# [Brief]
Return every line of the records below verbatim, with no pictures in the copy.

Rows from a dataset

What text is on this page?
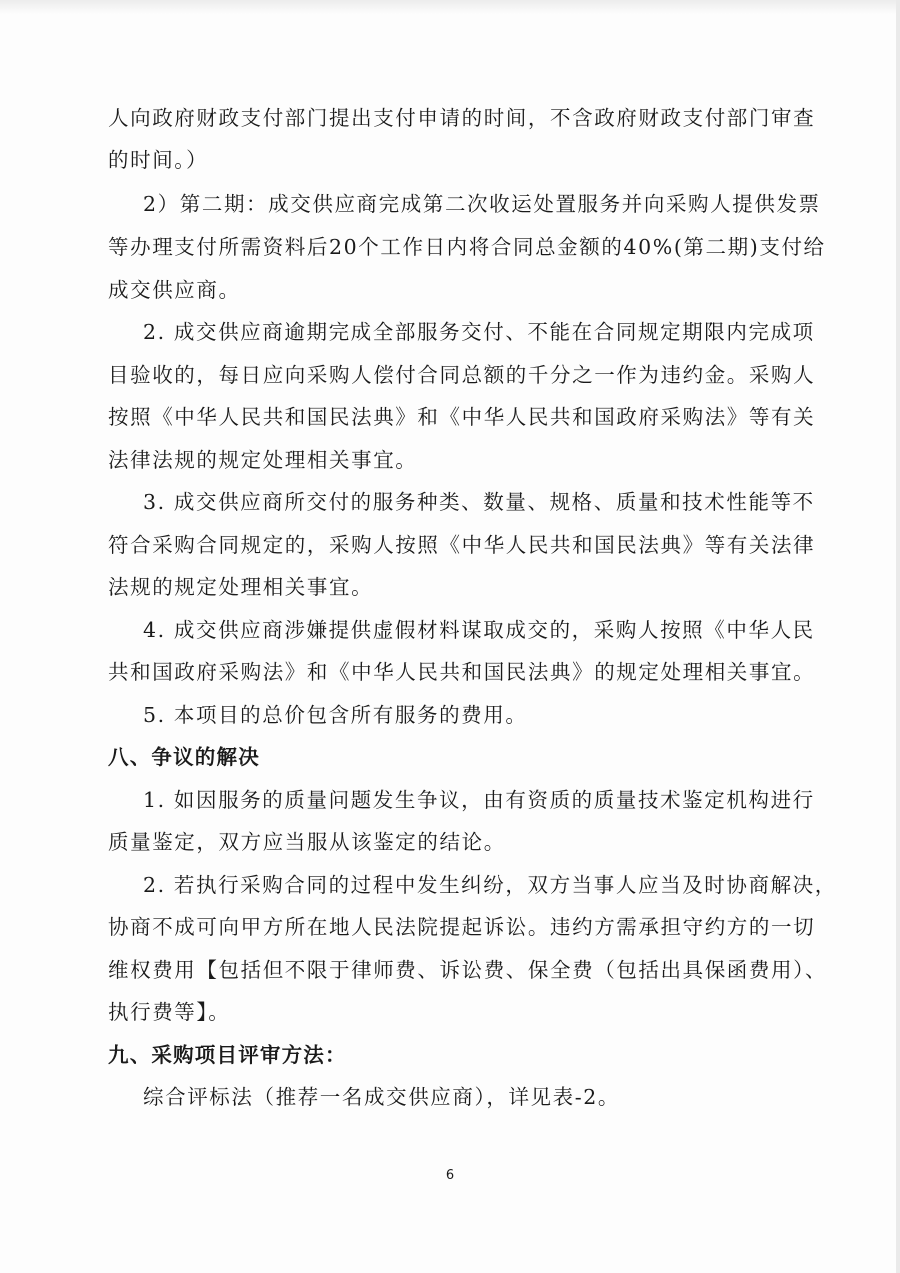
人向政府财政支付部门提出支付申请的时间，不含政府财政支付部门审查
的时间。）
2）第二期：成交供应商完成第二次收运处置服务并向采购人提供发票
等办理支付所需资料后20个工作日内将合同总金额的40%(第二期)支付给
成交供应商。
2. 成交供应商逾期完成全部服务交付、不能在合同规定期限内完成项
目验收的，每日应向采购人偿付合同总额的千分之一作为违约金。采购人
按照《中华人民共和国民法典》和《中华人民共和国政府采购法》等有关
法律法规的规定处理相关事宜。
3. 成交供应商所交付的服务种类、数量、规格、质量和技术性能等不
符合采购合同规定的，采购人按照《中华人民共和国民法典》等有关法律
法规的规定处理相关事宜。
4. 成交供应商涉嫌提供虚假材料谋取成交的，采购人按照《中华人民
共和国政府采购法》和《中华人民共和国民法典》的规定处理相关事宜。
5. 本项目的总价包含所有服务的费用。
八、争议的解决
1. 如因服务的质量问题发生争议，由有资质的质量技术鉴定机构进行
质量鉴定，双方应当服从该鉴定的结论。
2. 若执行采购合同的过程中发生纠纷，双方当事人应当及时协商解决，
协商不成可向甲方所在地人民法院提起诉讼。违约方需承担守约方的一切
维权费用【包括但不限于律师费、诉讼费、保全费（包括出具保函费用）、
执行费等】。
九、采购项目评审方法：
综合评标法（推荐一名成交供应商），详见表-2。
6
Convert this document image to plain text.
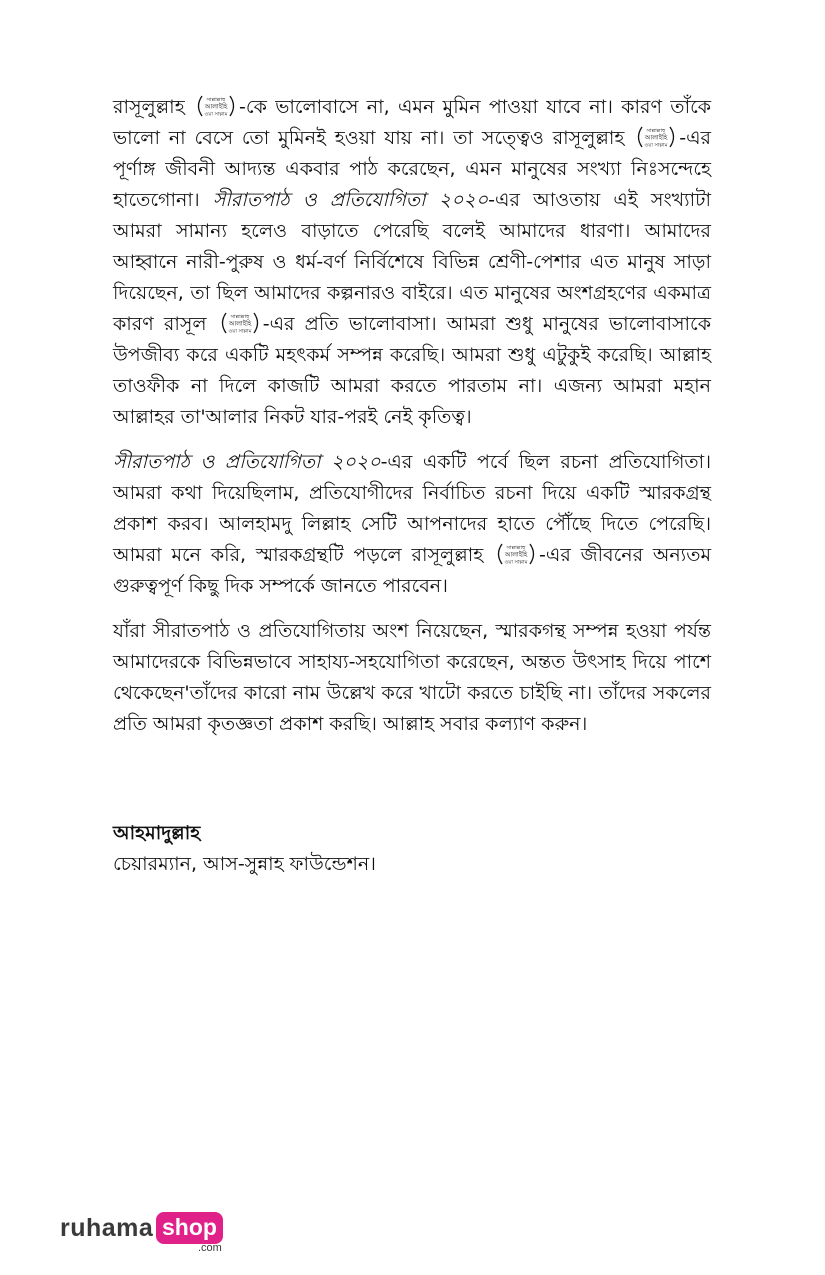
রাসূলুল্লাহ	সাল্লাল্লাহু
আলাইহি
ওয়া সাল্লাম -কে ভালোবাসে না, এমন মুমিন পাওয়া যাবে না। কারণ তাঁকে ভালো না বেসে তো মুমিনই হওয়া যায় না। তা সত্ত্বেও রাসূলুল্লাহ	সাল্লাল্লাহু
আলাইহি
ওয়া সাল্লাম -এর পূর্ণাঙ্গ জীবনী আদ্যন্ত একবার পাঠ করেছেন, এমন মানুষের সংখ্যা নিঃসন্দেহে হাতেগোনা। সীরাতপাঠ ও প্রতিযোগিতা ২০২০-এর আওতায় এই সংখ্যাটা আমরা সামান্য হলেও বাড়াতে পেরেছি বলেই আমাদের ধারণা। আমাদের আহ্বানে নারী-পুরুষ ও ধর্ম-বর্ণ নির্বিশেষে বিভিন্ন শ্রেণী-পেশার এত মানুষ সাড়া দিয়েছেন, তা ছিল আমাদের কল্পনারও বাইরে। এত মানুষের অংশগ্রহণের একমাত্র কারণ রাসূল	সাল্লাল্লাহু
আলাইহি
ওয়া সাল্লাম -এর প্রতি ভালোবাসা। আমরা শুধু মানুষের ভালোবাসাকে উপজীব্য করে একটি মহৎকর্ম সম্পন্ন করেছি। আমরা শুধু এটুকুই করেছি। আল্লাহ তাওফীক না দিলে কাজটি আমরা করতে পারতাম না। এজন্য আমরা মহান আল্লাহর তা'আলার নিকট যার-পরই নেই কৃতিত্ব।

সীরাতপাঠ ও প্রতিযোগিতা ২০২০-এর একটি পর্বে ছিল রচনা প্রতিযোগিতা। আমরা কথা দিয়েছিলাম, প্রতিযোগীদের নির্বাচিত রচনা দিয়ে একটি স্মারকগ্রন্থ প্রকাশ করব। আলহামদু লিল্লাহ সেটি আপনাদের হাতে পৌঁছে দিতে পেরেছি। আমরা মনে করি, স্মারকগ্রন্থটি পড়লে রাসূলুল্লাহ	সাল্লাল্লাহু
আলাইহি
ওয়া সাল্লাম -এর জীবনের অন্যতম গুরুত্বপূর্ণ কিছু দিক সম্পর্কে জানতে পারবেন।

যাঁরা সীরাতপাঠ ও প্রতিযোগিতায় অংশ নিয়েছেন, স্মারকগন্থ সম্পন্ন হওয়া পর্যন্ত আমাদেরকে বিভিন্নভাবে সাহায্য-সহযোগিতা করেছেন, অন্তত উৎসাহ দিয়ে পাশে থেকেছেন'তাঁদের কারো নাম উল্লেখ করে খাটো করতে চাইছি না। তাঁদের সকলের প্রতি আমরা কৃতজ্ঞতা প্রকাশ করছি। আল্লাহ সবার কল্যাণ করুন।

আহমাদুল্লাহ

চেয়ারম্যান, আস-সুন্নাহ ফাউন্ডেশন।

ruhama shop
.com
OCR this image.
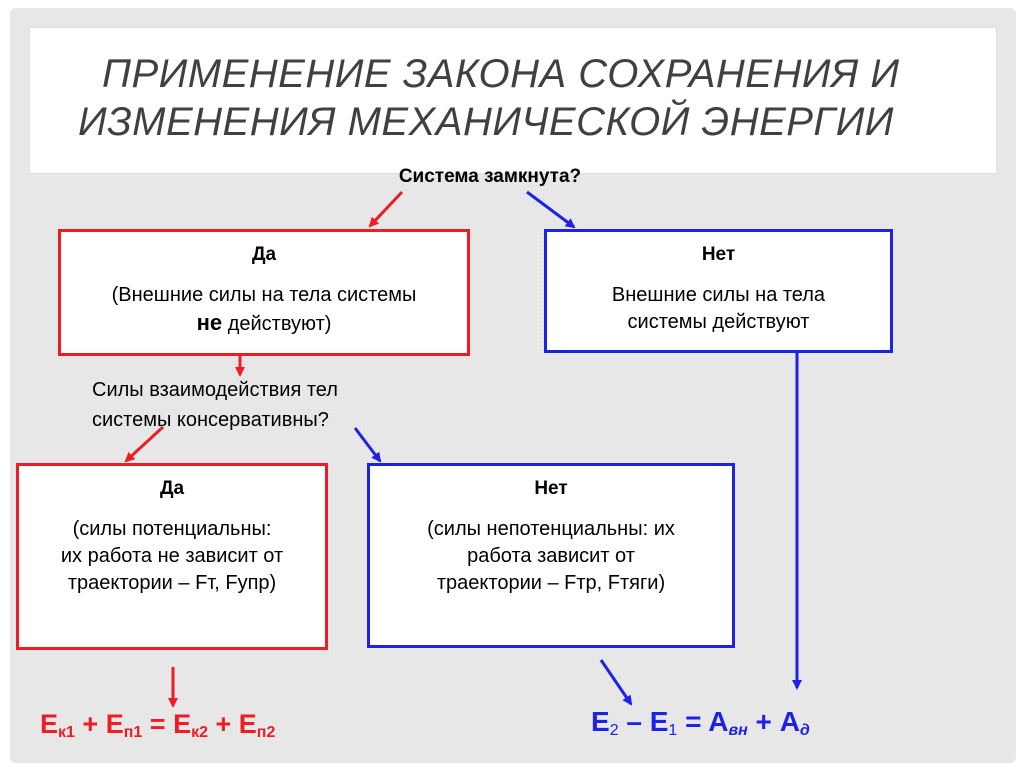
ПРИМЕНЕНИЕ ЗАКОНА СОХРАНЕНИЯ И
ИЗМЕНЕНИЯ МЕХАНИЧЕСКОЙ ЭНЕРГИИ
Система замкнута?
Да
(Внешние силы на тела системы
не действуют)
Нет
Внешние силы на тела
системы действуют
Силы взаимодействия тел
системы консервативны?
Да
(силы потенциальны:
их работа не зависит от
траектории – Fт, Fупр)
Нет
(силы непотенциальны: их
работа зависит от
траектории – Fтр, Fтяги)
$E_{к1} + E_{п1} = E_{к2} + E_{п2}$	$E_2 - E_1 = A_{вн} + A_д$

# [Problem solution]
What text is on this page?
人向政府财政支付部门提出支付申请的时间，不含政府财政支付部门审查
的时间。）
2）第二期：成交供应商完成第二次收运处置服务并向采购人提供发票
等办理支付所需资料后20个工作日内将合同总金额的40%(第二期)支付给
成交供应商。
2. 成交供应商逾期完成全部服务交付、不能在合同规定期限内完成项
目验收的，每日应向采购人偿付合同总额的千分之一作为违约金。采购人
按照《中华人民共和国民法典》和《中华人民共和国政府采购法》等有关
法律法规的规定处理相关事宜。
3. 成交供应商所交付的服务种类、数量、规格、质量和技术性能等不
符合采购合同规定的，采购人按照《中华人民共和国民法典》等有关法律
法规的规定处理相关事宜。
4. 成交供应商涉嫌提供虚假材料谋取成交的，采购人按照《中华人民
共和国政府采购法》和《中华人民共和国民法典》的规定处理相关事宜。
5. 本项目的总价包含所有服务的费用。
八、争议的解决
1. 如因服务的质量问题发生争议，由有资质的质量技术鉴定机构进行
质量鉴定，双方应当服从该鉴定的结论。
2. 若执行采购合同的过程中发生纠纷，双方当事人应当及时协商解决，
协商不成可向甲方所在地人民法院提起诉讼。违约方需承担守约方的一切
维权费用【包括但不限于律师费、诉讼费、保全费（包括出具保函费用）、
执行费等】。
九、采购项目评审方法：
综合评标法（推荐一名成交供应商），详见表-2。
6
Convert this document image to plain text.
রাসূলুল্লাহ	সাল্লাল্লাহু
আলাইহি
ওয়া সাল্লাম -কে ভালোবাসে না, এমন মুমিন পাওয়া যাবে না। কারণ তাঁকে ভালো না বেসে তো মুমিনই হওয়া যায় না। তা সত্ত্বেও রাসূলুল্লাহ	সাল্লাল্লাহু
আলাইহি
ওয়া সাল্লাম -এর পূর্ণাঙ্গ জীবনী আদ্যন্ত একবার পাঠ করেছেন, এমন মানুষের সংখ্যা নিঃসন্দেহে হাতেগোনা। সীরাতপাঠ ও প্রতিযোগিতা ২০২০-এর আওতায় এই সংখ্যাটা আমরা সামান্য হলেও বাড়াতে পেরেছি বলেই আমাদের ধারণা। আমাদের আহ্বানে নারী-পুরুষ ও ধর্ম-বর্ণ নির্বিশেষে বিভিন্ন শ্রেণী-পেশার এত মানুষ সাড়া দিয়েছেন, তা ছিল আমাদের কল্পনারও বাইরে। এত মানুষের অংশগ্রহণের একমাত্র কারণ রাসূল	সাল্লাল্লাহু
আলাইহি
ওয়া সাল্লাম -এর প্রতি ভালোবাসা। আমরা শুধু মানুষের ভালোবাসাকে উপজীব্য করে একটি মহৎকর্ম সম্পন্ন করেছি। আমরা শুধু এটুকুই করেছি। আল্লাহ তাওফীক না দিলে কাজটি আমরা করতে পারতাম না। এজন্য আমরা মহান আল্লাহর তা'আলার নিকট যার-পরই নেই কৃতিত্ব।

সীরাতপাঠ ও প্রতিযোগিতা ২০২০-এর একটি পর্বে ছিল রচনা প্রতিযোগিতা। আমরা কথা দিয়েছিলাম, প্রতিযোগীদের নির্বাচিত রচনা দিয়ে একটি স্মারকগ্রন্থ প্রকাশ করব। আলহামদু লিল্লাহ সেটি আপনাদের হাতে পৌঁছে দিতে পেরেছি। আমরা মনে করি, স্মারকগ্রন্থটি পড়লে রাসূলুল্লাহ	সাল্লাল্লাহু
আলাইহি
ওয়া সাল্লাম -এর জীবনের অন্যতম গুরুত্বপূর্ণ কিছু দিক সম্পর্কে জানতে পারবেন।

যাঁরা সীরাতপাঠ ও প্রতিযোগিতায় অংশ নিয়েছেন, স্মারকগন্থ সম্পন্ন হওয়া পর্যন্ত আমাদেরকে বিভিন্নভাবে সাহায্য-সহযোগিতা করেছেন, অন্তত উৎসাহ দিয়ে পাশে থেকেছেন'তাঁদের কারো নাম উল্লেখ করে খাটো করতে চাইছি না। তাঁদের সকলের প্রতি আমরা কৃতজ্ঞতা প্রকাশ করছি। আল্লাহ সবার কল্যাণ করুন।

আহমাদুল্লাহ

চেয়ারম্যান, আস-সুন্নাহ ফাউন্ডেশন।

ruhama shop
.com
OCR this image.
ПРИМЕНЕНИЕ ЗАКОНА СОХРАНЕНИЯ И
ИЗМЕНЕНИЯ МЕХАНИЧЕСКОЙ ЭНЕРГИИ
Система замкнута?
Да
(Внешние силы на тела системы
не действуют)
Нет
Внешние силы на тела
системы действуют
Силы взаимодействия тел
системы консервативны?
Да
(силы потенциальны:
их работа не зависит от
траектории – Fт, Fупр)
Нет
(силы непотенциальны: их
работа зависит от
траектории – Fтр, Fтяги)
$E_{к1} + E_{п1} = E_{к2} + E_{п2}$	$E_2 - E_1 = A_{вн} + A_д$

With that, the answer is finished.